> DATASET RECORDS
= = =

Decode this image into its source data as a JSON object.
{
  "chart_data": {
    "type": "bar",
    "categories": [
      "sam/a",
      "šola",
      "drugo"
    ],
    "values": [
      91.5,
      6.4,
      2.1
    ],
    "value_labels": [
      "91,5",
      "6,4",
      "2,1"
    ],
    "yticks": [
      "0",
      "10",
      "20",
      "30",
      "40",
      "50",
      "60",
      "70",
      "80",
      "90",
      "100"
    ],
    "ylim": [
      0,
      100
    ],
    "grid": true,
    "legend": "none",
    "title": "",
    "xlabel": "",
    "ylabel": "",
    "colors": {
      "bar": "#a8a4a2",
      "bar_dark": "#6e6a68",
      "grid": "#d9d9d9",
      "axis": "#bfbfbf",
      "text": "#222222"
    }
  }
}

= = =

> INSTRUCTIONS FOR THE TASK
Write out the whole listing again. Match it word for word.

> REPLY TO THE TASK
Decode this image into its source data as a JSON object.
{
  "chart_data": {
    "type": "bar",
    "categories": [
      "sam/a",
      "šola",
      "drugo"
    ],
    "values": [
      91.5,
      6.4,
      2.1
    ],
    "value_labels": [
      "91,5",
      "6,4",
      "2,1"
    ],
    "yticks": [
      "0",
      "10",
      "20",
      "30",
      "40",
      "50",
      "60",
      "70",
      "80",
      "90",
      "100"
    ],
    "ylim": [
      0,
      100
    ],
    "grid": true,
    "legend": "none",
    "title": "",
    "xlabel": "",
    "ylabel": "",
    "colors": {
      "bar": "#a8a4a2",
      "bar_dark": "#6e6a68",
      "grid": "#d9d9d9",
      "axis": "#bfbfbf",
      "text": "#222222"
    }
  }
}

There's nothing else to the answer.